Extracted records
· · ·

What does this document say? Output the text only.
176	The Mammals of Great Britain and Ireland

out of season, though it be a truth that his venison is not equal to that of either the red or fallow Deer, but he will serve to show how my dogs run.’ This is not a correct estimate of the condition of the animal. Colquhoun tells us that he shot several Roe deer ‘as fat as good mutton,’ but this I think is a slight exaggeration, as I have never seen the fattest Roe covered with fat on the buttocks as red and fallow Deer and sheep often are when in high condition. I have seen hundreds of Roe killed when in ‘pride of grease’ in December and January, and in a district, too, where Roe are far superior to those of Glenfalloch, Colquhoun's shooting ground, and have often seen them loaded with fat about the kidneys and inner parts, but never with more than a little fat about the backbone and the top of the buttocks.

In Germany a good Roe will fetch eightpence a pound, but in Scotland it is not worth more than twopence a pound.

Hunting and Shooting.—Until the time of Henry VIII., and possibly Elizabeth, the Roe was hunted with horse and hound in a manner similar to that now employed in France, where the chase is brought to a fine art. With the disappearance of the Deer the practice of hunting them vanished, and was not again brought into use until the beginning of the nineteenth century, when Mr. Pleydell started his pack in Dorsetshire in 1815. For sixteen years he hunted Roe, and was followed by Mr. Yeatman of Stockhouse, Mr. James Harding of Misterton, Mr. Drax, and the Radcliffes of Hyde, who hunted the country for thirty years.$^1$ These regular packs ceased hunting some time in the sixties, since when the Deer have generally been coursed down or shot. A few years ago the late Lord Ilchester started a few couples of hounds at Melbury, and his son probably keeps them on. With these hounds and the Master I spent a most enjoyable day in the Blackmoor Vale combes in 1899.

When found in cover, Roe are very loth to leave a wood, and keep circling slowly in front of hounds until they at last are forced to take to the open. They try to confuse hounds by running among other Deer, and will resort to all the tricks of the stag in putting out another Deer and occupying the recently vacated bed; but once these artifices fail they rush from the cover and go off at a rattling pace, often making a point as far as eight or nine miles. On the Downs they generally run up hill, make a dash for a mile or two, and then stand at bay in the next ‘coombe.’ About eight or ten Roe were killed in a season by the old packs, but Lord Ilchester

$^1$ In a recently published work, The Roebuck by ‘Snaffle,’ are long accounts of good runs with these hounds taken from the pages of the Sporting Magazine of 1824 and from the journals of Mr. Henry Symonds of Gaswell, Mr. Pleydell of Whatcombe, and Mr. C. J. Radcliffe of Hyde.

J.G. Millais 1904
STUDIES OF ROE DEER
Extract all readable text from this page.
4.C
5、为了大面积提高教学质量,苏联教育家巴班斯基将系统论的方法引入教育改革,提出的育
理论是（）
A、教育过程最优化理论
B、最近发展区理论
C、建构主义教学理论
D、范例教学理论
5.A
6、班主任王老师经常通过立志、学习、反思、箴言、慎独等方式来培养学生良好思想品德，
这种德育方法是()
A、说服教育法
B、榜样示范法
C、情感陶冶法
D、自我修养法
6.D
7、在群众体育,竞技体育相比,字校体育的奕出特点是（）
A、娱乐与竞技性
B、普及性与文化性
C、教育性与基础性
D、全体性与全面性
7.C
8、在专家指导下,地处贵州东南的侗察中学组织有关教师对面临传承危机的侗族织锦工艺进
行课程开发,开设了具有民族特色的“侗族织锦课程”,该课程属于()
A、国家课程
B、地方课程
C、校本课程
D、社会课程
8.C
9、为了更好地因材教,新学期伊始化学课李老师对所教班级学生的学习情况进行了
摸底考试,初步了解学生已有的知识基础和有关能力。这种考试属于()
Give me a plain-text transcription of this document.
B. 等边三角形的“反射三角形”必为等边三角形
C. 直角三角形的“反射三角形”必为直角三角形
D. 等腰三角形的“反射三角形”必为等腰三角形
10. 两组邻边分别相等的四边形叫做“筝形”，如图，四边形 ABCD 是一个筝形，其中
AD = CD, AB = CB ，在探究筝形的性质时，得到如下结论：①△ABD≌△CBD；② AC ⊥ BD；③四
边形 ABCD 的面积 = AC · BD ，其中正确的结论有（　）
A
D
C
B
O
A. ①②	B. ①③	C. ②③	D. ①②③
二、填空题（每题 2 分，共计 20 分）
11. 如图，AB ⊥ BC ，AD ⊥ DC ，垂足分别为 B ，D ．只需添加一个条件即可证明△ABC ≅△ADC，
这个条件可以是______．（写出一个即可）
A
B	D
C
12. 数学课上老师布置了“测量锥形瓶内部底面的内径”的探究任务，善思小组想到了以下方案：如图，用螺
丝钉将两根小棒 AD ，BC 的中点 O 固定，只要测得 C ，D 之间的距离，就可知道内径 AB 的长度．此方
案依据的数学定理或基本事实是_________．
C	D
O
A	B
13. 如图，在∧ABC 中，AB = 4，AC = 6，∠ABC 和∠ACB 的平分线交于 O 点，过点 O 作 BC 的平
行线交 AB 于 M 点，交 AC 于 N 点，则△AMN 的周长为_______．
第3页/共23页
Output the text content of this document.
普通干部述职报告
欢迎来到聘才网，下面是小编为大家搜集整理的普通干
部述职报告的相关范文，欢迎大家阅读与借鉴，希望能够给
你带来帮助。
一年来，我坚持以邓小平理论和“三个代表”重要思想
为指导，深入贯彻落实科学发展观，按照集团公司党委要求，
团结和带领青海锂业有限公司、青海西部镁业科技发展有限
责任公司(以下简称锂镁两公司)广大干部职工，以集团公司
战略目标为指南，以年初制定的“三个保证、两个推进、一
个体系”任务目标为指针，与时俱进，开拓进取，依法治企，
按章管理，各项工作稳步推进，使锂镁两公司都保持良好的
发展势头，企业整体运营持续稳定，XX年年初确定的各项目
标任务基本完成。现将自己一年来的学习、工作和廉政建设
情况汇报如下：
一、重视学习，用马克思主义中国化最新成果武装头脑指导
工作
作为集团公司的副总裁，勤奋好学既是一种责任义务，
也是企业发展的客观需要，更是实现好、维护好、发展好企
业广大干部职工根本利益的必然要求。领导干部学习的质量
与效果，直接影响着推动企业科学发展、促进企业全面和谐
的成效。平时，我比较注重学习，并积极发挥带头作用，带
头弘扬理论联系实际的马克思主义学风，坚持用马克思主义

· · ·

**Work required**
Return, word for word, each line from the line that contains "Extract all readable text from this page." to the end of the listing above; include both end lines and nothing else.

**In response**
Extract all readable text from this page.
4.C
5、为了大面积提高教学质量,苏联教育家巴班斯基将系统论的方法引入教育改革,提出的育
理论是（）
A、教育过程最优化理论
B、最近发展区理论
C、建构主义教学理论
D、范例教学理论
5.A
6、班主任王老师经常通过立志、学习、反思、箴言、慎独等方式来培养学生良好思想品德，
这种德育方法是()
A、说服教育法
B、榜样示范法
C、情感陶冶法
D、自我修养法
6.D
7、在群众体育,竞技体育相比,字校体育的奕出特点是（）
A、娱乐与竞技性
B、普及性与文化性
C、教育性与基础性
D、全体性与全面性
7.C
8、在专家指导下,地处贵州东南的侗察中学组织有关教师对面临传承危机的侗族织锦工艺进
行课程开发,开设了具有民族特色的“侗族织锦课程”,该课程属于()
A、国家课程
B、地方课程
C、校本课程
D、社会课程
8.C
9、为了更好地因材教,新学期伊始化学课李老师对所教班级学生的学习情况进行了
摸底考试,初步了解学生已有的知识基础和有关能力。这种考试属于()
Give me a plain-text transcription of this document.
B. 等边三角形的“反射三角形”必为等边三角形
C. 直角三角形的“反射三角形”必为直角三角形
D. 等腰三角形的“反射三角形”必为等腰三角形
10. 两组邻边分别相等的四边形叫做“筝形”，如图，四边形 ABCD 是一个筝形，其中
AD = CD, AB = CB ，在探究筝形的性质时，得到如下结论：①△ABD≌△CBD；② AC ⊥ BD；③四
边形 ABCD 的面积 = AC · BD ，其中正确的结论有（　）
A
D
C
B
O
A. ①②	B. ①③	C. ②③	D. ①②③
二、填空题（每题 2 分，共计 20 分）
11. 如图，AB ⊥ BC ，AD ⊥ DC ，垂足分别为 B ，D ．只需添加一个条件即可证明△ABC ≅△ADC，
这个条件可以是______．（写出一个即可）
A
B	D
C
12. 数学课上老师布置了“测量锥形瓶内部底面的内径”的探究任务，善思小组想到了以下方案：如图，用螺
丝钉将两根小棒 AD ，BC 的中点 O 固定，只要测得 C ，D 之间的距离，就可知道内径 AB 的长度．此方
案依据的数学定理或基本事实是_________．
C	D
O
A	B
13. 如图，在∧ABC 中，AB = 4，AC = 6，∠ABC 和∠ACB 的平分线交于 O 点，过点 O 作 BC 的平
行线交 AB 于 M 点，交 AC 于 N 点，则△AMN 的周长为_______．
第3页/共23页
Output the text content of this document.
普通干部述职报告
欢迎来到聘才网，下面是小编为大家搜集整理的普通干
部述职报告的相关范文，欢迎大家阅读与借鉴，希望能够给
你带来帮助。
一年来，我坚持以邓小平理论和“三个代表”重要思想
为指导，深入贯彻落实科学发展观，按照集团公司党委要求，
团结和带领青海锂业有限公司、青海西部镁业科技发展有限
责任公司(以下简称锂镁两公司)广大干部职工，以集团公司
战略目标为指南，以年初制定的“三个保证、两个推进、一
个体系”任务目标为指针，与时俱进，开拓进取，依法治企，
按章管理，各项工作稳步推进，使锂镁两公司都保持良好的
发展势头，企业整体运营持续稳定，XX年年初确定的各项目
标任务基本完成。现将自己一年来的学习、工作和廉政建设
情况汇报如下：
一、重视学习，用马克思主义中国化最新成果武装头脑指导
工作
作为集团公司的副总裁，勤奋好学既是一种责任义务，
也是企业发展的客观需要，更是实现好、维护好、发展好企
业广大干部职工根本利益的必然要求。领导干部学习的质量
与效果，直接影响着推动企业科学发展、促进企业全面和谐
的成效。平时，我比较注重学习，并积极发挥带头作用，带
头弘扬理论联系实际的马克思主义学风，坚持用马克思主义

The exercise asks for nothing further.